>> Start Excerpt to read

Soil has a large capacity for carbon storage, yet the global soil carbon pool has been degraded over many centuries of agricultural land management. As greenhouse gas emissions to the atmosphere continue at an unprecedented rate, natural solutions to draw down atmospheric carbon and increase soil carbon storage have been posited as a low-tech, negative emissions technology. My dissertation focuses on the potential for soil carbon sequestration across scales, from global to regional to local watershed.

At the largest scale, I examined if levers of existing techniques for agricultural soil actually sequester enough carbon in soil to meaningfully reduce global surface temperature.  In collaboration with scientists at LBNL and in the Energy and Resources Group, we translated published rates of soil sequestration due to land management practices (e.g cover cropping on cropland, sowing legumes and optimizing grazing on rangelands) to their associated reductions in global warming. Using a global climate model simulator, we found that combining carbon-smart agricultural management practices with large scale anthropogenic greenhouse gas emissions reduction could contribute as much as 0.26 deg C of warming reductions by 2100 (Mayer et al., 2018). Sequestration practices were most efficient at temperature reduction when paired with emissions reductions, and are sensitive to the duration of the effective sequestration rate.  This work is the foundation for my next two chapters, which focus on sequestration rates of a specific agricultural management practice over time, and the turnover time of carbon in soil.

>> End Excerpt to read
>> Start Raw records

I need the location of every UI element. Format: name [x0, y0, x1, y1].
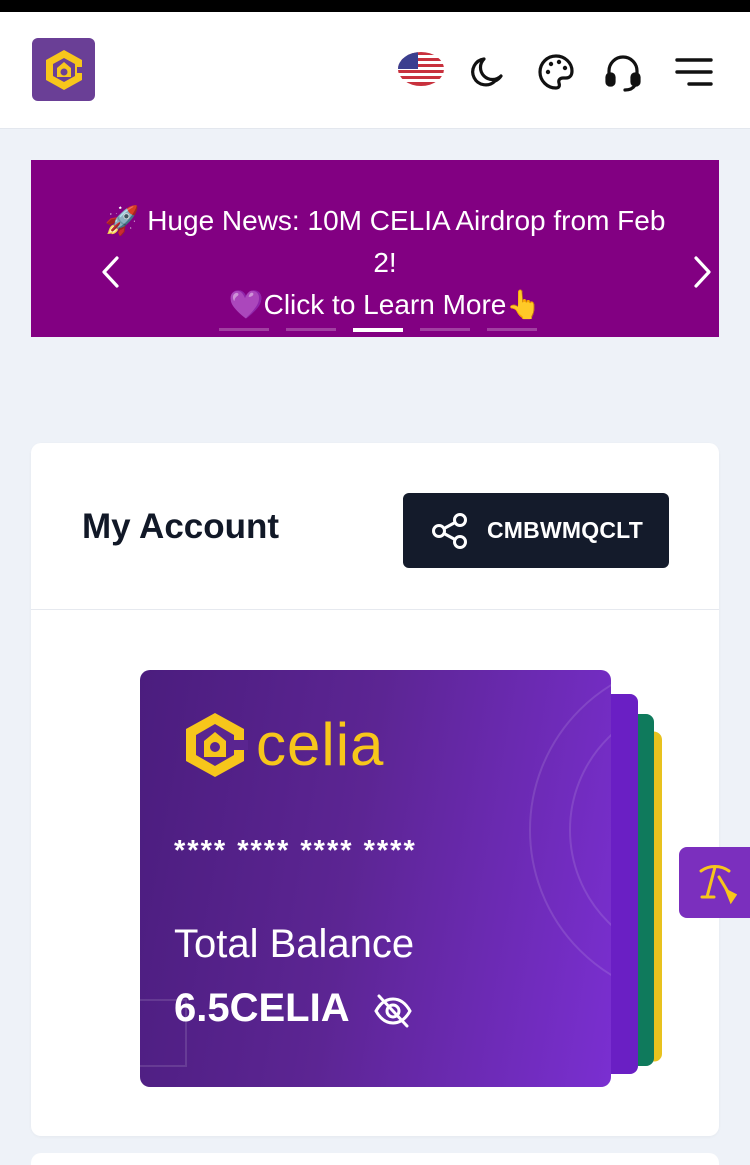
card-number: **** **** **** ****: [174, 835, 417, 867]
moon-icon[interactable]: [466, 50, 510, 94]
banner-line-1: 🚀 Huge News: 10M CELIA Airdrop from Feb …: [104, 205, 666, 278]
balance-label: Total Balance: [174, 922, 415, 966]
top-header: [0, 12, 750, 129]
announcement-banner[interactable]: 🚀 Huge News: 10M CELIA Airdrop from Feb …: [31, 160, 719, 337]
carousel-dot-active[interactable]: [353, 328, 403, 332]
divider: [31, 609, 719, 610]
mining-float-button[interactable]: [679, 847, 750, 918]
chevron-left-icon: [102, 256, 119, 288]
headset-icon[interactable]: [601, 50, 645, 94]
banner-prev-arrow[interactable]: [96, 252, 126, 292]
carousel-dot[interactable]: [219, 328, 269, 331]
pickaxe-shovel-icon: [699, 864, 737, 904]
wallet-card[interactable]: celia **** **** **** **** Total Balance …: [140, 670, 611, 1087]
us-flag-icon[interactable]: [398, 52, 444, 86]
account-title: My Account: [82, 507, 280, 546]
next-section-card: [31, 1153, 719, 1165]
banner-text[interactable]: 🚀 Huge News: 10M CELIA Airdrop from Feb …: [91, 200, 679, 326]
eye-off-icon[interactable]: [372, 990, 414, 1032]
share-referral-button[interactable]: CMBWMQCLT: [403, 493, 669, 568]
status-bar: [0, 0, 750, 12]
app-logo[interactable]: [32, 38, 95, 101]
palette-icon[interactable]: [534, 50, 578, 94]
celia-logo-icon: [45, 49, 83, 90]
referral-code: CMBWMQCLT: [487, 517, 643, 543]
brand-name: celia: [256, 711, 385, 778]
card-brand: celia: [182, 710, 384, 780]
share-icon: [432, 512, 467, 549]
carousel-dot[interactable]: [487, 328, 537, 331]
carousel-dots: [31, 328, 719, 332]
carousel-dot[interactable]: [286, 328, 336, 331]
banner-next-arrow[interactable]: [687, 252, 717, 292]
banner-line-2: 💜Click to Learn More👆: [228, 289, 542, 320]
balance-value: 6.5CELIA: [174, 986, 350, 1030]
carousel-dot[interactable]: [420, 328, 470, 331]
hamburger-menu-icon[interactable]: [671, 50, 717, 94]
chevron-right-icon: [694, 256, 711, 288]
celia-logo-icon: [186, 713, 248, 777]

>> End Raw records

**Required tasks:**
1. Answer these questions from the soil carbon excerpt:
(a) What has degraded the global soil carbon pool?
(b) By 2100, how much warming reduction could carbon-smart management combined with large-scale emissions cuts contribute?
(c) What do the next two chapters focus on?
2. Repeat the part of the soil carbon excerpt starting at "Soil has a large" and ending at "to local watershed.".
3. Carry on writing the soil carbon excerpt from its last sentence.
The records are unrelated to the text and were drawn from a separate source.

**Exercise results:**
1.
(a) Many centuries of agricultural land management.
(b) As much as 0.26 deg C.
(c) Sequestration rates of a specific agricultural management practice over time, and the turnover time of carbon in soil.

2.
Soil has a large capacity for carbon storage, yet the global soil carbon pool has been degraded over many centuries of agricultural land management. As greenhouse gas emissions to the atmosphere continue at an unprecedented rate, natural solutions to draw down atmospheric carbon and increase soil carbon storage have been posited as a low-tech, negative emissions technology. My dissertation focuses on the potential for soil carbon sequestration across scales, from global to regional to local watershed.

3.
You can read a press release on this research here:

Improving soil quality can slow global warming

At a regional level, my research examined the scalability of soil carbon sequestration observed in two grassland sites within California to the rest of the state, and how those biogeochemical changes would be influenced by climate change. I used a range of Earth System Model climate projections to drive a process-based biogeochemical model (DayCent) to measure soil carbon, net primary production, and greenhouse gas emissions at a range of sites on a monthly basis through 2100 (Mayer & Silver, in prep & Technical Report in California’s 4^th Assessment on Climate Change).  I found that simulating a one-time compost application resulted in significant soil carbon sequestration relative to control. Carbon sequestration peaked between 15-20 years after amendment, but carbon storage remained higher than the control through the end of the century in all sites and climate projections.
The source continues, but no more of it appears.